• _JOB_: Filter the records below and copy every line containing the word "name".

• _TASK DATA_:
═══
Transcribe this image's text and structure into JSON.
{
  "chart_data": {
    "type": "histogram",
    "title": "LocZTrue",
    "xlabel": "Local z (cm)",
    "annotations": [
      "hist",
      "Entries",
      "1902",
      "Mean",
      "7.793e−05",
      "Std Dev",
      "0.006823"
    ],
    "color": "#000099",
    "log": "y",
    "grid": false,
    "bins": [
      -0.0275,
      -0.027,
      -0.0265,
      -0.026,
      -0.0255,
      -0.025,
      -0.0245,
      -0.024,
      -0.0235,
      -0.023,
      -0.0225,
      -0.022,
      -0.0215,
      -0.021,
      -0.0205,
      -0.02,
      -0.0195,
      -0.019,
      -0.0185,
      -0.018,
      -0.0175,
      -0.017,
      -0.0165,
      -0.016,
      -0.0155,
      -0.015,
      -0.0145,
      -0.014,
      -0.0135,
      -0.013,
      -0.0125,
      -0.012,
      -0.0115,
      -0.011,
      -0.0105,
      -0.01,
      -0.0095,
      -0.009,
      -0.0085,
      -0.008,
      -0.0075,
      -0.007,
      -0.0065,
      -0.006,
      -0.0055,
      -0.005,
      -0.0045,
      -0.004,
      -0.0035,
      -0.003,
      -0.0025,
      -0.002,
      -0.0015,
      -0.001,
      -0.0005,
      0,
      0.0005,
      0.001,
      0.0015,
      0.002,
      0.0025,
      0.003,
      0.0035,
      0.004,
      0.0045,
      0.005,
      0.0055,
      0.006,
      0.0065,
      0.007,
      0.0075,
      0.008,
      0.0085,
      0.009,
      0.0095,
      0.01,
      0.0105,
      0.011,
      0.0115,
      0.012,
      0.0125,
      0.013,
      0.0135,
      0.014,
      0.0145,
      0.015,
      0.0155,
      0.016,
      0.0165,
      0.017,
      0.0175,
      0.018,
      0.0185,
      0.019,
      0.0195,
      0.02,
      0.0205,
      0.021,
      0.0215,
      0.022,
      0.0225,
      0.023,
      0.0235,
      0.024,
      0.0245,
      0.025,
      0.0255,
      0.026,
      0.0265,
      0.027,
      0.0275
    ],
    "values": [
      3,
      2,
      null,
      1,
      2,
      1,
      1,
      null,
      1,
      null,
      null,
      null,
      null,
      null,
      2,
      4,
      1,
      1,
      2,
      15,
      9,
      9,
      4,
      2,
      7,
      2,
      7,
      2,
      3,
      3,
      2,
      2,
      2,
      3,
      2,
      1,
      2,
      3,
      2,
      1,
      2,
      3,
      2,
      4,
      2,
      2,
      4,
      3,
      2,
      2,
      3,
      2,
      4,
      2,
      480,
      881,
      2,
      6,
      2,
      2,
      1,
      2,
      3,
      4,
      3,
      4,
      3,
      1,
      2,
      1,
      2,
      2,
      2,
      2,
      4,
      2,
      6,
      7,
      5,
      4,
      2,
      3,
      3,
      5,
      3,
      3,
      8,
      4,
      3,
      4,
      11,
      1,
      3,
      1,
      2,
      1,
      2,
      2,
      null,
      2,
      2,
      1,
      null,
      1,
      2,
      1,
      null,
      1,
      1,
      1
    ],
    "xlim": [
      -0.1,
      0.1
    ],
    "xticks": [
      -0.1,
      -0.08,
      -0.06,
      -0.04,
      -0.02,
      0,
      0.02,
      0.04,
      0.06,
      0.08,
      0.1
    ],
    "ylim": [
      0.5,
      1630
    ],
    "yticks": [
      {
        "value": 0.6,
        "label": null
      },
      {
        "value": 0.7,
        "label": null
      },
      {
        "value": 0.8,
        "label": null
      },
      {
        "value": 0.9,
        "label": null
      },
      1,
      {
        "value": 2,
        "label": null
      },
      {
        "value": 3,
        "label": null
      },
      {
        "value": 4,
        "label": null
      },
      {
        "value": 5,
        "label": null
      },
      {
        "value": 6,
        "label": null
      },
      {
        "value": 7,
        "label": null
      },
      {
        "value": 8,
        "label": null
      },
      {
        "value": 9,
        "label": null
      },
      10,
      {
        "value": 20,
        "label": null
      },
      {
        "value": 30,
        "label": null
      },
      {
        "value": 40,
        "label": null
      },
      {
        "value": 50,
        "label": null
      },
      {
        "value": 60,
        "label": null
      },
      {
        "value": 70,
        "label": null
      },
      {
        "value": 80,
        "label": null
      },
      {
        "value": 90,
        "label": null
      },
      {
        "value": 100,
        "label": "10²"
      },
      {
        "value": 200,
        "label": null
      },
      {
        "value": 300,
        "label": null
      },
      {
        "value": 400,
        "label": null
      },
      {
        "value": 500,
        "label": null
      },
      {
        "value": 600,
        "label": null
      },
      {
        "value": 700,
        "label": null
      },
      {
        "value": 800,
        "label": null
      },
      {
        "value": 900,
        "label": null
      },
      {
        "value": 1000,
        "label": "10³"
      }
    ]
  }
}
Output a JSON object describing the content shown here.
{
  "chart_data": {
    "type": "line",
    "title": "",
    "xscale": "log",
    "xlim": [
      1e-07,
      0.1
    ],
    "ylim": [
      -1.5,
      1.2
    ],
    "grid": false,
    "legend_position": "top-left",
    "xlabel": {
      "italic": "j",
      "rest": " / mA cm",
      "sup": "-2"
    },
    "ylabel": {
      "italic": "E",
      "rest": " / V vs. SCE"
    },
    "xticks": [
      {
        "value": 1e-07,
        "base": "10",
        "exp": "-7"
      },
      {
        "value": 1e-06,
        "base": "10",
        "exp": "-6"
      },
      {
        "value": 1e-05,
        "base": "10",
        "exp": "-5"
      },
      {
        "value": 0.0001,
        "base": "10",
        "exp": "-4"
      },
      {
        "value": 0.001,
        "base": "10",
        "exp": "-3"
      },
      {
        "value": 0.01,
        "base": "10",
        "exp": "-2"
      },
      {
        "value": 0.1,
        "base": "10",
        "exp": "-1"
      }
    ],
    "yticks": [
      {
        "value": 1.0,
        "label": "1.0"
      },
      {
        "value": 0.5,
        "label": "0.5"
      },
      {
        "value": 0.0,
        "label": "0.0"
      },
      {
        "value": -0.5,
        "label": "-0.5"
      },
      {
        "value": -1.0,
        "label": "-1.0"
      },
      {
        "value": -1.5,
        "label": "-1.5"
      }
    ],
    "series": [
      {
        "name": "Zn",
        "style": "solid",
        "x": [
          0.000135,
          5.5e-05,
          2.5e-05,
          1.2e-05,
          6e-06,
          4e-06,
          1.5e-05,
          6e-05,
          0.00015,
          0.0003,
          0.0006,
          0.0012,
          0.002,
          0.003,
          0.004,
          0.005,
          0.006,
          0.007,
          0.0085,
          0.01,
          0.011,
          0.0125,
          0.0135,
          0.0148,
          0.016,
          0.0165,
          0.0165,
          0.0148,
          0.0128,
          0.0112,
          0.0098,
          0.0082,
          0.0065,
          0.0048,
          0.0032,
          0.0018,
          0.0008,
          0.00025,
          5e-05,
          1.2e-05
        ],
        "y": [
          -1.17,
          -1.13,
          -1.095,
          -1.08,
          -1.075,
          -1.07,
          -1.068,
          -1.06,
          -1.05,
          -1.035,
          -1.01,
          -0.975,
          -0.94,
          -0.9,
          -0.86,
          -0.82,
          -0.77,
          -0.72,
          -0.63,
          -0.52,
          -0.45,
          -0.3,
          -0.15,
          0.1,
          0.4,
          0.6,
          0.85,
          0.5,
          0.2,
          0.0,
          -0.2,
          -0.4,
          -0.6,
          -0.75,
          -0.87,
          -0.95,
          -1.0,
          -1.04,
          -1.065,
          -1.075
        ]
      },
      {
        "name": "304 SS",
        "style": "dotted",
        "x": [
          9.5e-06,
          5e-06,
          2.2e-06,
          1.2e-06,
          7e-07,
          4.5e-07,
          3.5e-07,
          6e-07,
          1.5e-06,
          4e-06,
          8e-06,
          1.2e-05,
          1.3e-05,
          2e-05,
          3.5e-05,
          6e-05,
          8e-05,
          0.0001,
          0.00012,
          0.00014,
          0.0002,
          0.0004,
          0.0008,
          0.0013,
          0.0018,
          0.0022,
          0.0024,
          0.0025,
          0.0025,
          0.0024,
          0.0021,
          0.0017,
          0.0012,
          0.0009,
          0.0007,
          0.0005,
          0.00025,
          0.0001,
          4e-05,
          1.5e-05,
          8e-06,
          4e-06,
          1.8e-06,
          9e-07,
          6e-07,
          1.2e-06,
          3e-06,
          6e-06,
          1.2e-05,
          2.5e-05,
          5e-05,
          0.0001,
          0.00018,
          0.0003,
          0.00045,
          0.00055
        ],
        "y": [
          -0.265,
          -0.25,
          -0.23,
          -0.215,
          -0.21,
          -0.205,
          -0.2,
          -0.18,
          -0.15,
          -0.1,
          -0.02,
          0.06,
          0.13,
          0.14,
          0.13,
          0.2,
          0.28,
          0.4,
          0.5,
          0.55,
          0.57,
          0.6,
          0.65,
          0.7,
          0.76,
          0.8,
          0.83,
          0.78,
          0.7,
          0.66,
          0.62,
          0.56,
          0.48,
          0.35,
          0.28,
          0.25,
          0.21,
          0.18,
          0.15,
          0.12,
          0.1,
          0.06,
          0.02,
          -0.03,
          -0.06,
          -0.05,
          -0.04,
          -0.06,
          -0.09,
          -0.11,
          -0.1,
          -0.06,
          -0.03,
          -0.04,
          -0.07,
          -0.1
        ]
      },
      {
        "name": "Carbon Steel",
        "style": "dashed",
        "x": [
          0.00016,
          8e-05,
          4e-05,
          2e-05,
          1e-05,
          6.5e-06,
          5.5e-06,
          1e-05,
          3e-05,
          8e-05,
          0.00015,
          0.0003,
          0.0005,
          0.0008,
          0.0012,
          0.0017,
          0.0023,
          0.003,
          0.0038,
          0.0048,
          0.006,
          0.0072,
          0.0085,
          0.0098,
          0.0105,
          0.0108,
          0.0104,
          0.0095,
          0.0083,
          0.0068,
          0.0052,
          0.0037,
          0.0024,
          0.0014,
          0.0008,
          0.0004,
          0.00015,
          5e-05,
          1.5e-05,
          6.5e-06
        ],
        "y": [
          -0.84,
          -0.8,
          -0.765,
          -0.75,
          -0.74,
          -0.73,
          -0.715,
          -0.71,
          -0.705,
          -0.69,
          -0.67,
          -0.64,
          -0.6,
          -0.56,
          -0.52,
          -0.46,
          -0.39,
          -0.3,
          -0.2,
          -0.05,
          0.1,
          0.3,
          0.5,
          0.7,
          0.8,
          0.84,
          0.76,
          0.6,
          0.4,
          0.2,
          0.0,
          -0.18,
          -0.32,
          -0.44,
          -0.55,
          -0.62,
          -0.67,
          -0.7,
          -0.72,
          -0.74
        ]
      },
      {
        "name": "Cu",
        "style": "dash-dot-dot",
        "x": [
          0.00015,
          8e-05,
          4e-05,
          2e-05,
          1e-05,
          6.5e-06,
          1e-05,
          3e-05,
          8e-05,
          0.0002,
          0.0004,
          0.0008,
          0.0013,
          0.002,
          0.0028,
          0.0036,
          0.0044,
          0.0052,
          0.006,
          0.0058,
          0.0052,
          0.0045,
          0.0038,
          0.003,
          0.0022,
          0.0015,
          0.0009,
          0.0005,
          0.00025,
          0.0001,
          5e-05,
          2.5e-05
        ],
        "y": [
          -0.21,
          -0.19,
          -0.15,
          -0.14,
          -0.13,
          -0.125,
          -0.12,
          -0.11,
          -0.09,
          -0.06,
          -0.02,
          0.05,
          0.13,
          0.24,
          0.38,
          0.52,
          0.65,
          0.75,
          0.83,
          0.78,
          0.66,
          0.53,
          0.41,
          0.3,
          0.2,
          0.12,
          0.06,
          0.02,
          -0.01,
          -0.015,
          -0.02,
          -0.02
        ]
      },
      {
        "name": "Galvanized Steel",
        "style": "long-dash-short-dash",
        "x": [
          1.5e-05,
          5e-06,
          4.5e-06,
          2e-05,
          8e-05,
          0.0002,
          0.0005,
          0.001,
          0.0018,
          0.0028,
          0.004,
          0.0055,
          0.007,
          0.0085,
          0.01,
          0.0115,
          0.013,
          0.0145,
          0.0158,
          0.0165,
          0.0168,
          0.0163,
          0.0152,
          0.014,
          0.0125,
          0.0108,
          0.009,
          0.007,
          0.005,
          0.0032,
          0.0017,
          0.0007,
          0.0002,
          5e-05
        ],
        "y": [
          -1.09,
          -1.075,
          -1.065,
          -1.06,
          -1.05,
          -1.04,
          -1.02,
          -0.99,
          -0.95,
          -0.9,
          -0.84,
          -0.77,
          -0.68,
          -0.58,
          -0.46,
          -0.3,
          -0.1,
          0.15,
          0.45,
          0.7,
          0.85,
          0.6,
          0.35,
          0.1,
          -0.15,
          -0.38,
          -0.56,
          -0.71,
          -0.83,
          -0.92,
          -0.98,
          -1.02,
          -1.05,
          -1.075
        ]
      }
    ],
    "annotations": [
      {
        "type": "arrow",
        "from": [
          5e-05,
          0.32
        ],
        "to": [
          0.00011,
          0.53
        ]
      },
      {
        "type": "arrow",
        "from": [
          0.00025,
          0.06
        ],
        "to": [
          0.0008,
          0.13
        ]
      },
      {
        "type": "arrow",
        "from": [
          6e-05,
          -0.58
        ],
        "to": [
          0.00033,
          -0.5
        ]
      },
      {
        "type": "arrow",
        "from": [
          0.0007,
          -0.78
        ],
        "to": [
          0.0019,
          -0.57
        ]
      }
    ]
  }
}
═══
• _FINAL RESULT_:
        "name": "Zn",
        "name": "304 SS",
        "name": "Carbon Steel",
        "name": "Cu",
        "name": "Galvanized Steel",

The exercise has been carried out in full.